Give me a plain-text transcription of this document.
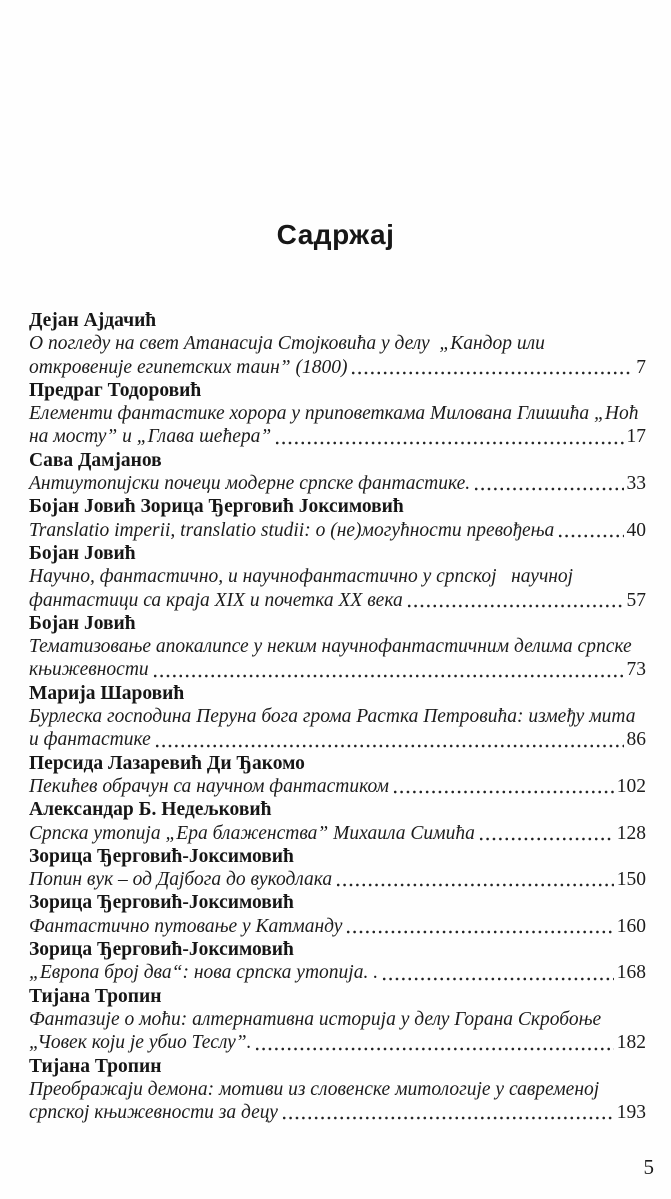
Садржај
Дејан Ајдачић
О погледу на свет Атанасија Стојковића у делу  „Кандор или
откровеније египетских таин” (1800)	7
Предраг Тодоровић
Елементи фантастике хорора у приповеткама Милована Глишића „Ноћ
на мосту” и „Глава шећера”	17
Сава Дамјанов
Антиутопијски почеци модерне српске фантастике.	33
Бојан Јовић Зорица Ђерговић Јоксимовић
Translatio imperii, translatio studii: о (не)могућности превођења	40
Бојан Јовић
Научно, фантастично, и научнофантастично у српској   научној
фантастици са краја XIX и почетка XX века	57
Бојан Јовић
Тематизовање апокалипсе у неким научнофантастичним делима српске
књижевности	73
Марија Шаровић
Бурлеска господина Перуна бога грома Растка Петровића: између мита
и фантастике	86
Персида Лазаревић Ди Ђакомо
Пекићев обрачун са научном фантастиком	102
Александар Б. Недељковић
Српска утопија „Ера блаженства” Михаила Симића	128
Зорица Ђерговић-Јоксимовић
Попин вук – од Дајбога до вукодлака	150
Зорица Ђерговић-Јоксимовић
Фантастично путовање у Катманду	160
Зорица Ђерговић-Јоксимовић
„Европа број два“: нова српска утопија. .	168
Тијана Тропин
Фантазије о моћи: алтернативна историја у делу Горана Скробоње
„Човек који је убио Теслу”.	182
Тијана Тропин
Преображаји демона: мотиви из словенске митологије у савременој
српској књижевности за децу	193
5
-------
## Task
Transcribe all the data word for word; the images stay out.

## Answer to this task
Give me a plain-text transcription of this document.
Садржај
Дејан Ајдачић
О погледу на свет Атанасија Стојковића у делу  „Кандор или
откровеније египетских таин” (1800)	7
Предраг Тодоровић
Елементи фантастике хорора у приповеткама Милована Глишића „Ноћ
на мосту” и „Глава шећера”	17
Сава Дамјанов
Антиутопијски почеци модерне српске фантастике.	33
Бојан Јовић Зорица Ђерговић Јоксимовић
Translatio imperii, translatio studii: о (не)могућности превођења	40
Бојан Јовић
Научно, фантастично, и научнофантастично у српској   научној
фантастици са краја XIX и почетка XX века	57
Бојан Јовић
Тематизовање апокалипсе у неким научнофантастичним делима српске
књижевности	73
Марија Шаровић
Бурлеска господина Перуна бога грома Растка Петровића: између мита
и фантастике	86
Персида Лазаревић Ди Ђакомо
Пекићев обрачун са научном фантастиком	102
Александар Б. Недељковић
Српска утопија „Ера блаженства” Михаила Симића	128
Зорица Ђерговић-Јоксимовић
Попин вук – од Дајбога до вукодлака	150
Зорица Ђерговић-Јоксимовић
Фантастично путовање у Катманду	160
Зорица Ђерговић-Јоксимовић
„Европа број два“: нова српска утопија. .	168
Тијана Тропин
Фантазије о моћи: алтернативна историја у делу Горана Скробоње
„Човек који је убио Теслу”.	182
Тијана Тропин
Преображаји демона: мотиви из словенске митологије у савременој
српској књижевности за децу	193
5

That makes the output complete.